:: Input for this task

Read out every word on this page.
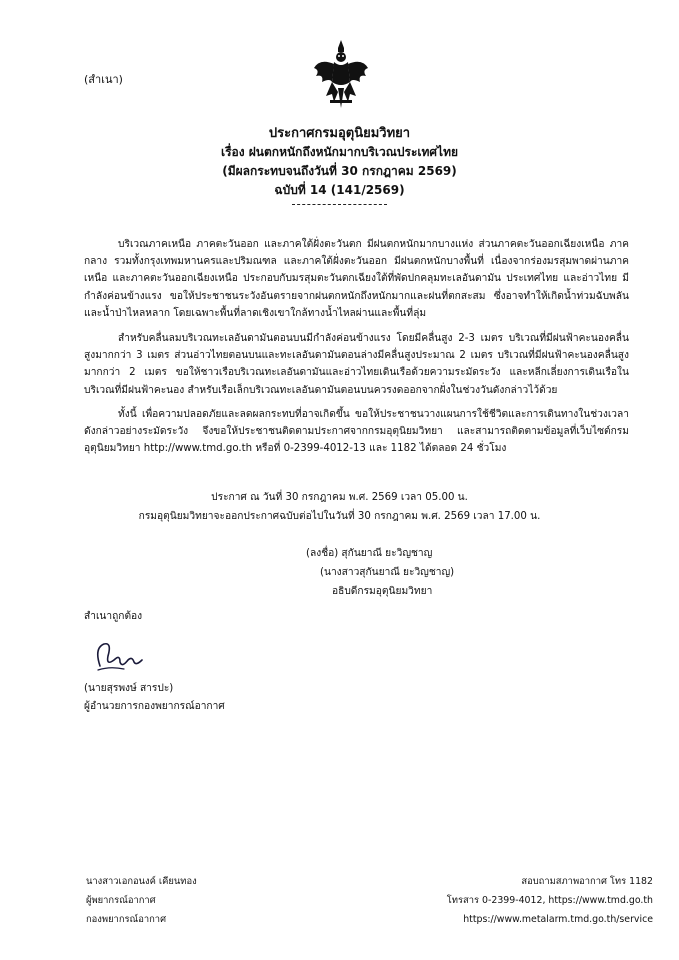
(สำเนา)
ประกาศกรมอุตุนิยมวิทยา
เรื่อง ฝนตกหนักถึงหนักมากบริเวณประเทศไทย
(มีผลกระทบจนถึงวันที่ 30 กรกฎาคม 2569)
ฉบับที่ 14 (141/2569)
บริเวณภาคเหนือ ภาคตะวันออก และภาคใต้ฝั่งตะวันตก มีฝนตกหนักมากบางแห่ง ส่วนภาคตะวันออกเฉียงเหนือ ภาคกลาง รวมทั้งกรุงเทพมหานครและปริมณฑล และภาคใต้ฝั่งตะวันออก มีฝนตกหนักบางพื้นที่ เนื่องจากร่องมรสุมพาดผ่านภาคเหนือ และภาคตะวันออกเฉียงเหนือ ประกอบกับมรสุมตะวันตกเฉียงใต้ที่พัดปกคลุมทะเลอันดามัน ประเทศไทย และอ่าวไทย มีกำลังค่อนข้างแรง ขอให้ประชาชนระวังอันตรายจากฝนตกหนักถึงหนักมากและฝนที่ตกสะสม ซึ่งอาจทำให้เกิดน้ำท่วมฉับพลัน และน้ำป่าไหลหลาก โดยเฉพาะพื้นที่ลาดเชิงเขาใกล้ทางน้ำไหลผ่านและพื้นที่ลุ่ม
สำหรับคลื่นลมบริเวณทะเลอันดามันตอนบนมีกำลังค่อนข้างแรง โดยมีคลื่นสูง 2-3 เมตร บริเวณที่มีฝนฟ้าคะนองคลื่นสูงมากกว่า 3 เมตร ส่วนอ่าวไทยตอนบนและทะเลอันดามันตอนล่างมีคลื่นสูงประมาณ 2 เมตร บริเวณที่มีฝนฟ้าคะนองคลื่นสูงมากกว่า 2 เมตร ขอให้ชาวเรือบริเวณทะเลอันดามันและอ่าวไทยเดินเรือด้วยความระมัดระวัง และหลีกเลี่ยงการเดินเรือในบริเวณที่มีฝนฟ้าคะนอง สำหรับเรือเล็กบริเวณทะเลอันดามันตอนบนควรงดออกจากฝั่งในช่วงวันดังกล่าวไว้ด้วย
ทั้งนี้ เพื่อความปลอดภัยและลดผลกระทบที่อาจเกิดขึ้น ขอให้ประชาชนวางแผนการใช้ชีวิตและการเดินทางในช่วงเวลาดังกล่าวอย่างระมัดระวัง จึงขอให้ประชาชนติดตามประกาศจากกรมอุตุนิยมวิทยา และสามารถติดตามข้อมูลที่เว็บไซต์กรมอุตุนิยมวิทยา http://www.tmd.go.th หรือที่ 0-2399-4012-13 และ 1182 ได้ตลอด 24 ชั่วโมง
ประกาศ ณ วันที่ 30 กรกฎาคม พ.ศ. 2569 เวลา 05.00 น.
กรมอุตุนิยมวิทยาจะออกประกาศฉบับต่อไปในวันที่ 30 กรกฎาคม พ.ศ. 2569 เวลา 17.00 น.
(ลงชื่อ) สุกันยาณี ยะวิญชาญ
(นางสาวสุกันยาณี ยะวิญชาญ)
อธิบดีกรมอุตุนิยมวิทยา
สำเนาถูกต้อง
(นายสุรพงษ์ สารปะ)
ผู้อำนวยการกองพยากรณ์อากาศ
นางสาวเอกอนงค์ เคียนทอง
ผู้พยากรณ์อากาศ
กองพยากรณ์อากาศ
สอบถามสภาพอากาศ โทร 1182
โทรสาร 0-2399-4012, https://www.tmd.go.th
https://www.metalarm.tmd.go.th/service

::::

[Given request]
Transcribe all of the material exactly, leaving out whatever pictures it contains.

[Written answer]
Read out every word on this page.
(สำเนา)
ประกาศกรมอุตุนิยมวิทยา
เรื่อง ฝนตกหนักถึงหนักมากบริเวณประเทศไทย
(มีผลกระทบจนถึงวันที่ 30 กรกฎาคม 2569)
ฉบับที่ 14 (141/2569)
บริเวณภาคเหนือ ภาคตะวันออก และภาคใต้ฝั่งตะวันตก มีฝนตกหนักมากบางแห่ง ส่วนภาคตะวันออกเฉียงเหนือ ภาคกลาง รวมทั้งกรุงเทพมหานครและปริมณฑล และภาคใต้ฝั่งตะวันออก มีฝนตกหนักบางพื้นที่ เนื่องจากร่องมรสุมพาดผ่านภาคเหนือ และภาคตะวันออกเฉียงเหนือ ประกอบกับมรสุมตะวันตกเฉียงใต้ที่พัดปกคลุมทะเลอันดามัน ประเทศไทย และอ่าวไทย มีกำลังค่อนข้างแรง ขอให้ประชาชนระวังอันตรายจากฝนตกหนักถึงหนักมากและฝนที่ตกสะสม ซึ่งอาจทำให้เกิดน้ำท่วมฉับพลัน และน้ำป่าไหลหลาก โดยเฉพาะพื้นที่ลาดเชิงเขาใกล้ทางน้ำไหลผ่านและพื้นที่ลุ่ม
สำหรับคลื่นลมบริเวณทะเลอันดามันตอนบนมีกำลังค่อนข้างแรง โดยมีคลื่นสูง 2-3 เมตร บริเวณที่มีฝนฟ้าคะนองคลื่นสูงมากกว่า 3 เมตร ส่วนอ่าวไทยตอนบนและทะเลอันดามันตอนล่างมีคลื่นสูงประมาณ 2 เมตร บริเวณที่มีฝนฟ้าคะนองคลื่นสูงมากกว่า 2 เมตร ขอให้ชาวเรือบริเวณทะเลอันดามันและอ่าวไทยเดินเรือด้วยความระมัดระวัง และหลีกเลี่ยงการเดินเรือในบริเวณที่มีฝนฟ้าคะนอง สำหรับเรือเล็กบริเวณทะเลอันดามันตอนบนควรงดออกจากฝั่งในช่วงวันดังกล่าวไว้ด้วย
ทั้งนี้ เพื่อความปลอดภัยและลดผลกระทบที่อาจเกิดขึ้น ขอให้ประชาชนวางแผนการใช้ชีวิตและการเดินทางในช่วงเวลาดังกล่าวอย่างระมัดระวัง จึงขอให้ประชาชนติดตามประกาศจากกรมอุตุนิยมวิทยา และสามารถติดตามข้อมูลที่เว็บไซต์กรมอุตุนิยมวิทยา http://www.tmd.go.th หรือที่ 0-2399-4012-13 และ 1182 ได้ตลอด 24 ชั่วโมง
ประกาศ ณ วันที่ 30 กรกฎาคม พ.ศ. 2569 เวลา 05.00 น.
กรมอุตุนิยมวิทยาจะออกประกาศฉบับต่อไปในวันที่ 30 กรกฎาคม พ.ศ. 2569 เวลา 17.00 น.
(ลงชื่อ) สุกันยาณี ยะวิญชาญ
(นางสาวสุกันยาณี ยะวิญชาญ)
อธิบดีกรมอุตุนิยมวิทยา
สำเนาถูกต้อง
(นายสุรพงษ์ สารปะ)
ผู้อำนวยการกองพยากรณ์อากาศ
นางสาวเอกอนงค์ เคียนทอง
ผู้พยากรณ์อากาศ
กองพยากรณ์อากาศ
สอบถามสภาพอากาศ โทร 1182
โทรสาร 0-2399-4012, https://www.tmd.go.th
https://www.metalarm.tmd.go.th/service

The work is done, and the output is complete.